### The task:
Report each line of the data that includes the word "JSON".

[Collected data]
'''

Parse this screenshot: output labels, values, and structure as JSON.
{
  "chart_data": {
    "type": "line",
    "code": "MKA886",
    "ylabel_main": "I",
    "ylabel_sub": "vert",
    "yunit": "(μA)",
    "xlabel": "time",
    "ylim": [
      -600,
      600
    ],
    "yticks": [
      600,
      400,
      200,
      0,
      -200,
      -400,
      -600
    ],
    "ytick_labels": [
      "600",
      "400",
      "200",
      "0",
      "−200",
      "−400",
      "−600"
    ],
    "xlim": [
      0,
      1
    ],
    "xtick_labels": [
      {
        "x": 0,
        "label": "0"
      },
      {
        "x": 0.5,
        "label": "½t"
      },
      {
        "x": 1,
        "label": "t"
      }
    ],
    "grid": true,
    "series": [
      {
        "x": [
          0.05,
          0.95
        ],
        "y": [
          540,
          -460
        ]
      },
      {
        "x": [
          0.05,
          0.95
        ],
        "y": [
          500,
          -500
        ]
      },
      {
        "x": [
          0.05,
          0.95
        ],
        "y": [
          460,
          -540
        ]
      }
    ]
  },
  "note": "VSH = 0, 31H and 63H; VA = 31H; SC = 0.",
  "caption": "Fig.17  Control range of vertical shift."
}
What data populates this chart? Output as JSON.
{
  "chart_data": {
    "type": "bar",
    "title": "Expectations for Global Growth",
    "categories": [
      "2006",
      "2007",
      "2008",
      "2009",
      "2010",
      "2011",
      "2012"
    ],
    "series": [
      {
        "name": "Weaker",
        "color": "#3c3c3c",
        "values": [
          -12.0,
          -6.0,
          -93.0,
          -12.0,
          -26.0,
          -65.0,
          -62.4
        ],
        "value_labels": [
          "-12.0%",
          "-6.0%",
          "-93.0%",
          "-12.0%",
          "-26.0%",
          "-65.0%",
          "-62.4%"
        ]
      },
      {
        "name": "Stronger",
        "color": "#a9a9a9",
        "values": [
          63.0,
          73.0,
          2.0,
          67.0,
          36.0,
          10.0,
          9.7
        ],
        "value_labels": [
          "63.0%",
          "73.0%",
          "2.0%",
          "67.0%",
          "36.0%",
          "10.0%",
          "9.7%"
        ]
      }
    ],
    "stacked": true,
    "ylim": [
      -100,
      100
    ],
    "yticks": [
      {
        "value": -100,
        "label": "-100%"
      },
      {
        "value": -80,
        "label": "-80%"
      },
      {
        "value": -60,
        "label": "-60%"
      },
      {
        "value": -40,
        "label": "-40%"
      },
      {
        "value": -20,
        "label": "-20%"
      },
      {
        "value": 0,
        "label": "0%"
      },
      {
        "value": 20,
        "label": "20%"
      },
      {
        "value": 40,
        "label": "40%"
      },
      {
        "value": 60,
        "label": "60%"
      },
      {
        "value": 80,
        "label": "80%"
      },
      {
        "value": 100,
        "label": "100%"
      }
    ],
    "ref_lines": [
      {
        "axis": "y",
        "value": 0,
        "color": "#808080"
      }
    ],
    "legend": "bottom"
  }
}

'''

### Answer:
Parse this screenshot: output labels, values, and structure as JSON.
What data populates this chart? Output as JSON.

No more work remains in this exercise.